**Raw data:**
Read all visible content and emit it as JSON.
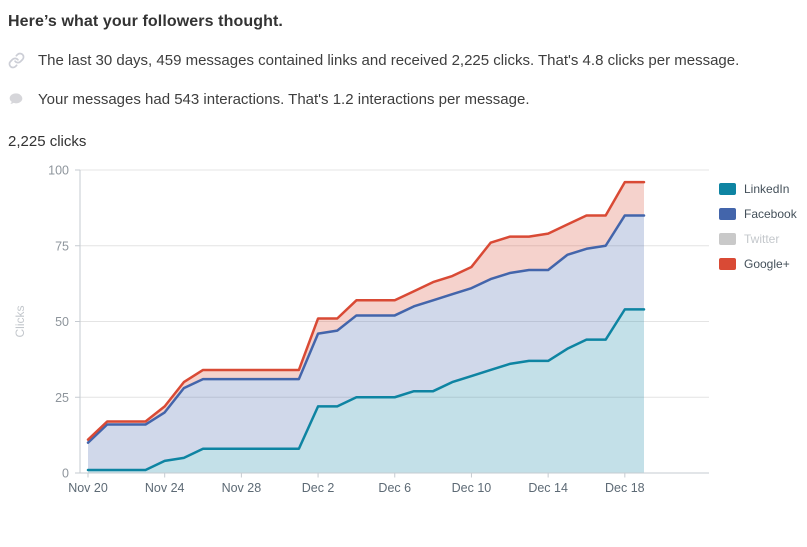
{
  "page": {
    "title": "Here’s what your followers thought.",
    "insights": [
      {
        "icon": "link-icon",
        "text": "The last 30 days, 459 messages contained links and received 2,225 clicks. That's 4.8 clicks per message."
      },
      {
        "icon": "speech-bubble-icon",
        "text": "Your messages had 543 interactions. That's 1.2 interactions per message."
      }
    ],
    "metric_label": "2,225 clicks"
  },
  "chart_data": {
    "type": "area",
    "stacked": true,
    "title": "2,225 clicks",
    "xlabel": "",
    "ylabel": "Clicks",
    "ylim": [
      0,
      100
    ],
    "yticks": [
      0,
      25,
      50,
      75,
      100
    ],
    "grid": true,
    "legend_position": "right",
    "x_tick_every": 4,
    "x_tick_labels": [
      "Nov 20",
      "Nov 24",
      "Nov 28",
      "Dec 2",
      "Dec 6",
      "Dec 10",
      "Dec 14",
      "Dec 18"
    ],
    "dates": [
      "Nov 20",
      "Nov 21",
      "Nov 22",
      "Nov 23",
      "Nov 24",
      "Nov 25",
      "Nov 26",
      "Nov 27",
      "Nov 28",
      "Nov 29",
      "Nov 30",
      "Dec 1",
      "Dec 2",
      "Dec 3",
      "Dec 4",
      "Dec 5",
      "Dec 6",
      "Dec 7",
      "Dec 8",
      "Dec 9",
      "Dec 10",
      "Dec 11",
      "Dec 12",
      "Dec 13",
      "Dec 14",
      "Dec 15",
      "Dec 16",
      "Dec 17",
      "Dec 18",
      "Dec 19"
    ],
    "series": [
      {
        "name": "LinkedIn",
        "color": "#0e84a2",
        "visible": true,
        "values": [
          1,
          1,
          1,
          1,
          4,
          5,
          8,
          8,
          8,
          8,
          8,
          8,
          22,
          22,
          25,
          25,
          25,
          27,
          27,
          30,
          32,
          34,
          36,
          37,
          37,
          41,
          44,
          44,
          54,
          54
        ]
      },
      {
        "name": "Facebook",
        "color": "#4365ab",
        "visible": true,
        "values": [
          9,
          15,
          15,
          15,
          16,
          23,
          23,
          23,
          23,
          23,
          23,
          23,
          24,
          25,
          27,
          27,
          27,
          28,
          30,
          29,
          29,
          30,
          30,
          30,
          30,
          31,
          30,
          31,
          31,
          31
        ]
      },
      {
        "name": "Twitter",
        "color": "#c9c9c9",
        "visible": false,
        "values": []
      },
      {
        "name": "Google+",
        "color": "#d94a35",
        "visible": true,
        "values": [
          1,
          1,
          1,
          1,
          2,
          2,
          3,
          3,
          3,
          3,
          3,
          3,
          5,
          4,
          5,
          5,
          5,
          5,
          6,
          6,
          7,
          12,
          12,
          11,
          12,
          10,
          11,
          10,
          11,
          11
        ]
      }
    ],
    "colors": {
      "gridline": "#e4e4e4",
      "axis": "#c6cbd1",
      "fill_opacity": 0.25
    }
  }
}
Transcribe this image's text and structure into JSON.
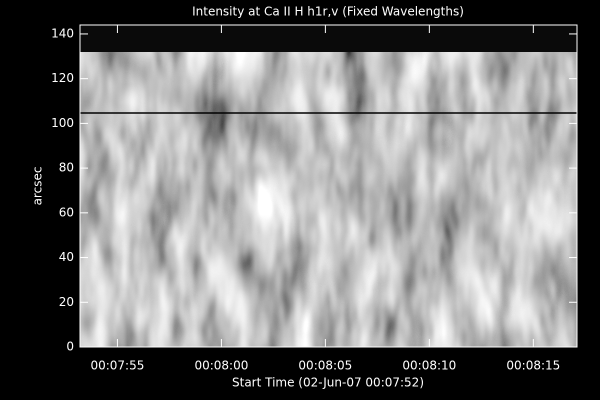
{
  "chart_data": {
    "type": "image",
    "title": "Intensity at Ca II H h1r,v (Fixed Wavelengths)",
    "x_label": "Start Time (02-Jun-07 00:07:52)",
    "y_label": "arcsec",
    "xlim": [
      1.2,
      25.1
    ],
    "xticks": [
      {
        "value": 3,
        "label": "00:07:55"
      },
      {
        "value": 8,
        "label": "00:08:00"
      },
      {
        "value": 13,
        "label": "00:08:05"
      },
      {
        "value": 18,
        "label": "00:08:10"
      },
      {
        "value": 23,
        "label": "00:08:15"
      }
    ],
    "ylim": [
      0,
      144
    ],
    "yticks": [
      0,
      20,
      40,
      60,
      80,
      100,
      120,
      140
    ]
  }
}
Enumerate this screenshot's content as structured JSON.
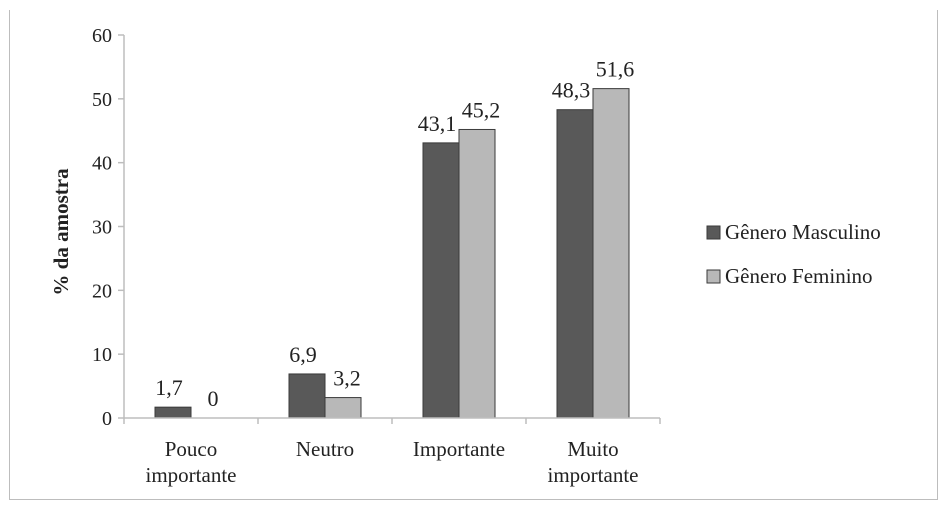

**Given exercise:**
Reply with one number only: how many lines of the listing hold "name"?

**Solution to the problem:**
4